**SHORT TASK**: Hunt for the word "locatorului" across the entries below, copying each line that holds it.

(begin)

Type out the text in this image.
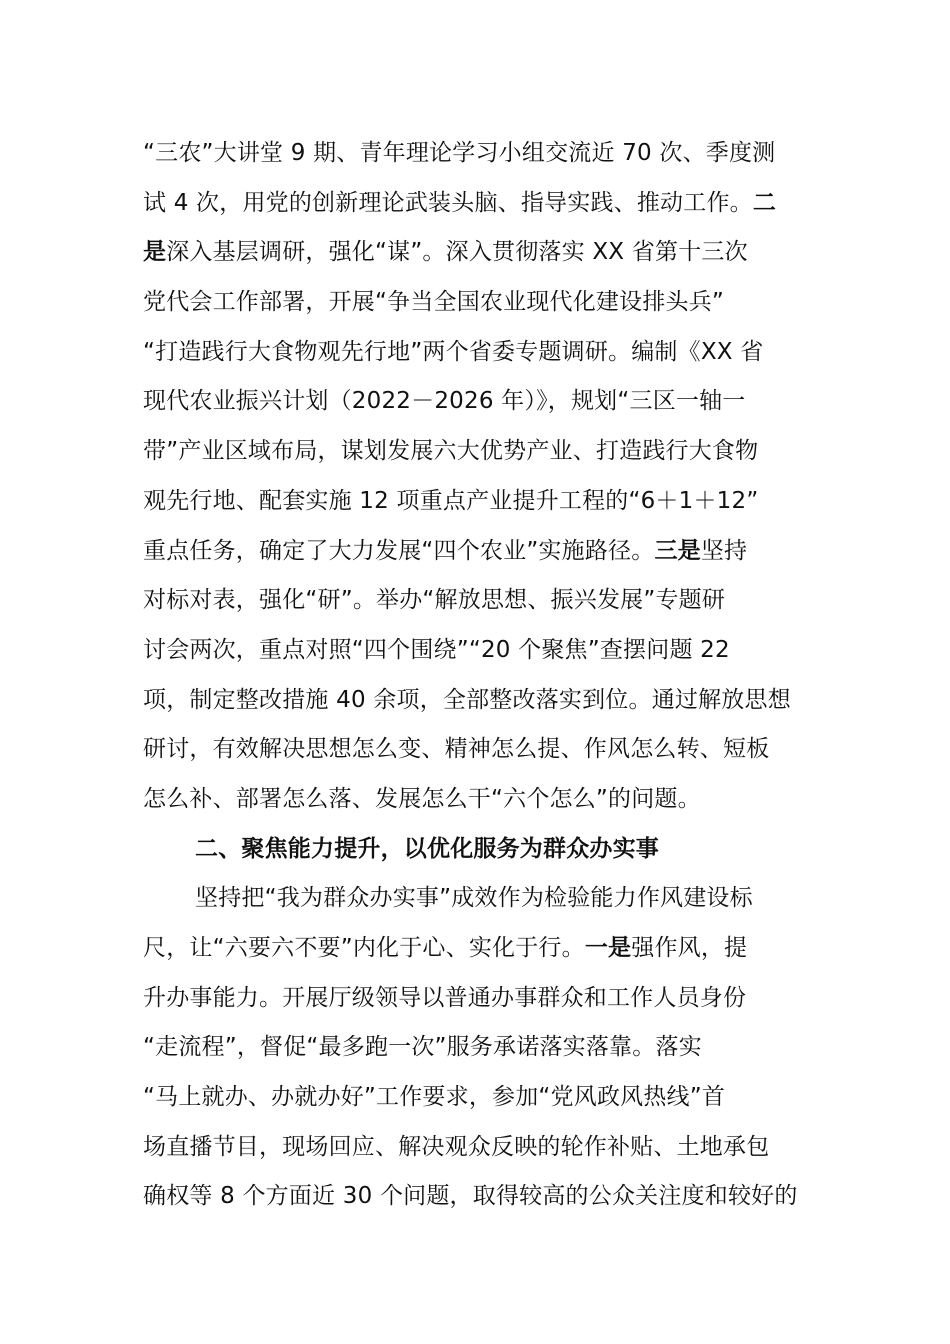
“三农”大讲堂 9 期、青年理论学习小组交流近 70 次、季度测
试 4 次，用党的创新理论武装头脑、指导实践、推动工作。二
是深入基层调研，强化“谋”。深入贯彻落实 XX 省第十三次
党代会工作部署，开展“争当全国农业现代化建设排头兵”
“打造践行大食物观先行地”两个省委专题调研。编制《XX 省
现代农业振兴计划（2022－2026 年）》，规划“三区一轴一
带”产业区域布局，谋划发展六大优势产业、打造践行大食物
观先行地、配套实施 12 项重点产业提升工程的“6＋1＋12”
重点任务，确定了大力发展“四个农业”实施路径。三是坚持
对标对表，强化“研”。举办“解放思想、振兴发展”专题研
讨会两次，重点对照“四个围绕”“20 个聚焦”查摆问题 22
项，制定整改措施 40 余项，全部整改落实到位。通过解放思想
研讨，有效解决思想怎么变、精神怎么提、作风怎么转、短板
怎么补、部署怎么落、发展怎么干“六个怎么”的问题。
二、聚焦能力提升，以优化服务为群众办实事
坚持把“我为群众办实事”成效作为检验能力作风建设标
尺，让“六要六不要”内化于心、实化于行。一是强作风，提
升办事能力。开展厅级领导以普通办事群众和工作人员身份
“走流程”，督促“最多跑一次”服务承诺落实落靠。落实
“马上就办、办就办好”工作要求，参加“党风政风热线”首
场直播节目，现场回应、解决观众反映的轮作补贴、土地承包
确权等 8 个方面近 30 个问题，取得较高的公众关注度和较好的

(end)
(begin)

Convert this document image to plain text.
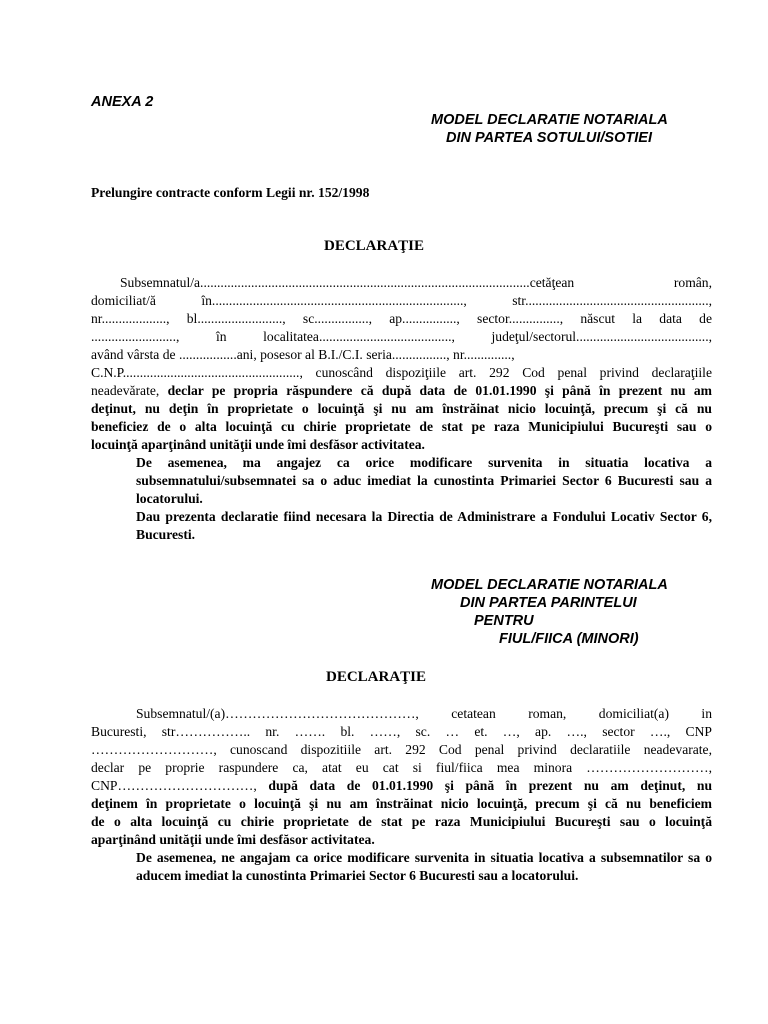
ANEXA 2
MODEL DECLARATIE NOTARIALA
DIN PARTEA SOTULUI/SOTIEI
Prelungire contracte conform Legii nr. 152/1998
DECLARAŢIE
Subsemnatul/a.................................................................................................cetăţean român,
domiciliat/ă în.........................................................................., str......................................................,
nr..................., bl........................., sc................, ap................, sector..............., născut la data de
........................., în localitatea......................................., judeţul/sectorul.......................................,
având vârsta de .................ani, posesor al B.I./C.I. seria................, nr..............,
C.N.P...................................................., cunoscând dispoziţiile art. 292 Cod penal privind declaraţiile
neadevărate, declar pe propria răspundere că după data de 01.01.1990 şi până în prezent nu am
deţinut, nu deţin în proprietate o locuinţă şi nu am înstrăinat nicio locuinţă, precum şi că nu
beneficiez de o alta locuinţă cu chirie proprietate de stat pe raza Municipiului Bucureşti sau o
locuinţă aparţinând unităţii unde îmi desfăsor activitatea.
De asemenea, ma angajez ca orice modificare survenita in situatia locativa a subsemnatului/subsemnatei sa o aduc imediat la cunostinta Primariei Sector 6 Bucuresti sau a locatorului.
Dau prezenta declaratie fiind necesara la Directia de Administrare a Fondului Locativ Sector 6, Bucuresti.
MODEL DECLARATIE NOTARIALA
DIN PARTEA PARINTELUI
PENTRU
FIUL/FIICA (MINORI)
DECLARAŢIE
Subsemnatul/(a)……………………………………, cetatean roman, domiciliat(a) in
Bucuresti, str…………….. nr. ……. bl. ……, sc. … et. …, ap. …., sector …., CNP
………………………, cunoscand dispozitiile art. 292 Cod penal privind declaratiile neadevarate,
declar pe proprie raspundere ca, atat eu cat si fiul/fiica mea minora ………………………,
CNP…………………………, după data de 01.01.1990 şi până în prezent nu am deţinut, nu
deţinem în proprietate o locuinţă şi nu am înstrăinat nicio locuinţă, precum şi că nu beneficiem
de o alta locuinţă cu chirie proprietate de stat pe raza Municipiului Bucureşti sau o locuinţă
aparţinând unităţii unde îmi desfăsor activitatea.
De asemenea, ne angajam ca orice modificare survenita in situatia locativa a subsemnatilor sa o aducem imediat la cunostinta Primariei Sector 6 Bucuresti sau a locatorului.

(end)

**SOLUTION FOR THIS TASK**:
De asemenea, ma angajez ca orice modificare survenita in situatia locativa a subsemnatului/subsemnatei sa o aduc imediat la cunostinta Primariei Sector 6 Bucuresti sau a locatorului.
De asemenea, ne angajam ca orice modificare survenita in situatia locativa a subsemnatilor sa o aducem imediat la cunostinta Primariei Sector 6 Bucuresti sau a locatorului.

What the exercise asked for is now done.